- Short exercise -
Below is a block of records; repeat each one exactly.
── Data records
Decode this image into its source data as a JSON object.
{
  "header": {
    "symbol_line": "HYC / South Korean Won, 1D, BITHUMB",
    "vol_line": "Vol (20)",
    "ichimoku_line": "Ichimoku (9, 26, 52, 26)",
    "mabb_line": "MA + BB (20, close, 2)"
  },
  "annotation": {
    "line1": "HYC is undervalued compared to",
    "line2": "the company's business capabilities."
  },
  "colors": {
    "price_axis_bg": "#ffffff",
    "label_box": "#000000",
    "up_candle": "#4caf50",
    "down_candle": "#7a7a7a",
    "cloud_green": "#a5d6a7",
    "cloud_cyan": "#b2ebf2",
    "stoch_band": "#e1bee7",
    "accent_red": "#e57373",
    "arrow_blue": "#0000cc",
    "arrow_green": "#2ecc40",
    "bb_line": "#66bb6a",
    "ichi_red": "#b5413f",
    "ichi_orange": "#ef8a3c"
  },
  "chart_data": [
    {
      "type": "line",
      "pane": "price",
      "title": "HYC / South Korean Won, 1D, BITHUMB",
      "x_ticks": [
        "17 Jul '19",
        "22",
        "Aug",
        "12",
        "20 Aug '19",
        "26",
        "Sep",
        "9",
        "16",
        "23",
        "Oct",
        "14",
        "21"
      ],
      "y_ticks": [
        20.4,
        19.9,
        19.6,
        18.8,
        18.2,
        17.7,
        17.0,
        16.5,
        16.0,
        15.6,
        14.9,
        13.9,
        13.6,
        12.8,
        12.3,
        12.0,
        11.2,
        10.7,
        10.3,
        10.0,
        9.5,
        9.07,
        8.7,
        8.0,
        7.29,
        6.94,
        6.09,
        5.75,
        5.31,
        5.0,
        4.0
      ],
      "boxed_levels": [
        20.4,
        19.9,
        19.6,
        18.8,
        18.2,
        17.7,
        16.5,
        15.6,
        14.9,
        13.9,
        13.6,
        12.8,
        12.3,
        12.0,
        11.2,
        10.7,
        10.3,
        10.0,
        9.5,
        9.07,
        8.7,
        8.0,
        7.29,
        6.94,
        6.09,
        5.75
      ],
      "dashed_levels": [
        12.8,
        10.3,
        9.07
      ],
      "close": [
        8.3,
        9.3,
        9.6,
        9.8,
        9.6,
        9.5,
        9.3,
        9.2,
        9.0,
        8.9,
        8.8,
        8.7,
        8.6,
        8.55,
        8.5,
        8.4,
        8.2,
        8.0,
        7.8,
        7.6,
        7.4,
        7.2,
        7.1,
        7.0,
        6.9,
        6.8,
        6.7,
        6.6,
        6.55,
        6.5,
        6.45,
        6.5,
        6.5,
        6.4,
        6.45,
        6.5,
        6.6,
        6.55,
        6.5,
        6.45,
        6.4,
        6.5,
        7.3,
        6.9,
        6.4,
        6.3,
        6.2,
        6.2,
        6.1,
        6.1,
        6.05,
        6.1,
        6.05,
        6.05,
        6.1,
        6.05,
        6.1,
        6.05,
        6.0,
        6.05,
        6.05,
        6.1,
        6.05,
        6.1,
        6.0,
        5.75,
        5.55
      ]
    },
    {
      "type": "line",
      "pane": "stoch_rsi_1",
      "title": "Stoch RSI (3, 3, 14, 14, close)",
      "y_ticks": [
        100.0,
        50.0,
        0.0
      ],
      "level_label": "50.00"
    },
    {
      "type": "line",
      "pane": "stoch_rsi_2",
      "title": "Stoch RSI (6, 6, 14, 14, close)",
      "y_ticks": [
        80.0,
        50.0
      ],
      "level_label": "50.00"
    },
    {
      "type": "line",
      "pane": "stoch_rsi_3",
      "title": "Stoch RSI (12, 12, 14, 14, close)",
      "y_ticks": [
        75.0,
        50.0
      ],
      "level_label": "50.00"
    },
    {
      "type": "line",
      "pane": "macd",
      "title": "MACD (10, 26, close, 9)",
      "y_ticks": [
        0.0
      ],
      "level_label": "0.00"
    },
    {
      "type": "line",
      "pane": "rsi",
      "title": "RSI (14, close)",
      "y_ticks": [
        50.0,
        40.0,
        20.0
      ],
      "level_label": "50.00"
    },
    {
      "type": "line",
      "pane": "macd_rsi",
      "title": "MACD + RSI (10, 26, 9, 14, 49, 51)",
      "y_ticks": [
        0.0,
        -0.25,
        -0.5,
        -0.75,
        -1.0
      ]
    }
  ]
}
────
- Answer to this problem -
Decode this image into its source data as a JSON object.
{
  "header": {
    "symbol_line": "HYC / South Korean Won, 1D, BITHUMB",
    "vol_line": "Vol (20)",
    "ichimoku_line": "Ichimoku (9, 26, 52, 26)",
    "mabb_line": "MA + BB (20, close, 2)"
  },
  "annotation": {
    "line1": "HYC is undervalued compared to",
    "line2": "the company's business capabilities."
  },
  "colors": {
    "price_axis_bg": "#ffffff",
    "label_box": "#000000",
    "up_candle": "#4caf50",
    "down_candle": "#7a7a7a",
    "cloud_green": "#a5d6a7",
    "cloud_cyan": "#b2ebf2",
    "stoch_band": "#e1bee7",
    "accent_red": "#e57373",
    "arrow_blue": "#0000cc",
    "arrow_green": "#2ecc40",
    "bb_line": "#66bb6a",
    "ichi_red": "#b5413f",
    "ichi_orange": "#ef8a3c"
  },
  "chart_data": [
    {
      "type": "line",
      "pane": "price",
      "title": "HYC / South Korean Won, 1D, BITHUMB",
      "x_ticks": [
        "17 Jul '19",
        "22",
        "Aug",
        "12",
        "20 Aug '19",
        "26",
        "Sep",
        "9",
        "16",
        "23",
        "Oct",
        "14",
        "21"
      ],
      "y_ticks": [
        20.4,
        19.9,
        19.6,
        18.8,
        18.2,
        17.7,
        17.0,
        16.5,
        16.0,
        15.6,
        14.9,
        13.9,
        13.6,
        12.8,
        12.3,
        12.0,
        11.2,
        10.7,
        10.3,
        10.0,
        9.5,
        9.07,
        8.7,
        8.0,
        7.29,
        6.94,
        6.09,
        5.75,
        5.31,
        5.0,
        4.0
      ],
      "boxed_levels": [
        20.4,
        19.9,
        19.6,
        18.8,
        18.2,
        17.7,
        16.5,
        15.6,
        14.9,
        13.9,
        13.6,
        12.8,
        12.3,
        12.0,
        11.2,
        10.7,
        10.3,
        10.0,
        9.5,
        9.07,
        8.7,
        8.0,
        7.29,
        6.94,
        6.09,
        5.75
      ],
      "dashed_levels": [
        12.8,
        10.3,
        9.07
      ],
      "close": [
        8.3,
        9.3,
        9.6,
        9.8,
        9.6,
        9.5,
        9.3,
        9.2,
        9.0,
        8.9,
        8.8,
        8.7,
        8.6,
        8.55,
        8.5,
        8.4,
        8.2,
        8.0,
        7.8,
        7.6,
        7.4,
        7.2,
        7.1,
        7.0,
        6.9,
        6.8,
        6.7,
        6.6,
        6.55,
        6.5,
        6.45,
        6.5,
        6.5,
        6.4,
        6.45,
        6.5,
        6.6,
        6.55,
        6.5,
        6.45,
        6.4,
        6.5,
        7.3,
        6.9,
        6.4,
        6.3,
        6.2,
        6.2,
        6.1,
        6.1,
        6.05,
        6.1,
        6.05,
        6.05,
        6.1,
        6.05,
        6.1,
        6.05,
        6.0,
        6.05,
        6.05,
        6.1,
        6.05,
        6.1,
        6.0,
        5.75,
        5.55
      ]
    },
    {
      "type": "line",
      "pane": "stoch_rsi_1",
      "title": "Stoch RSI (3, 3, 14, 14, close)",
      "y_ticks": [
        100.0,
        50.0,
        0.0
      ],
      "level_label": "50.00"
    },
    {
      "type": "line",
      "pane": "stoch_rsi_2",
      "title": "Stoch RSI (6, 6, 14, 14, close)",
      "y_ticks": [
        80.0,
        50.0
      ],
      "level_label": "50.00"
    },
    {
      "type": "line",
      "pane": "stoch_rsi_3",
      "title": "Stoch RSI (12, 12, 14, 14, close)",
      "y_ticks": [
        75.0,
        50.0
      ],
      "level_label": "50.00"
    },
    {
      "type": "line",
      "pane": "macd",
      "title": "MACD (10, 26, close, 9)",
      "y_ticks": [
        0.0
      ],
      "level_label": "0.00"
    },
    {
      "type": "line",
      "pane": "rsi",
      "title": "RSI (14, close)",
      "y_ticks": [
        50.0,
        40.0,
        20.0
      ],
      "level_label": "50.00"
    },
    {
      "type": "line",
      "pane": "macd_rsi",
      "title": "MACD + RSI (10, 26, 9, 14, 49, 51)",
      "y_ticks": [
        0.0,
        -0.25,
        -0.5,
        -0.75,
        -1.0
      ]
    }
  ]
}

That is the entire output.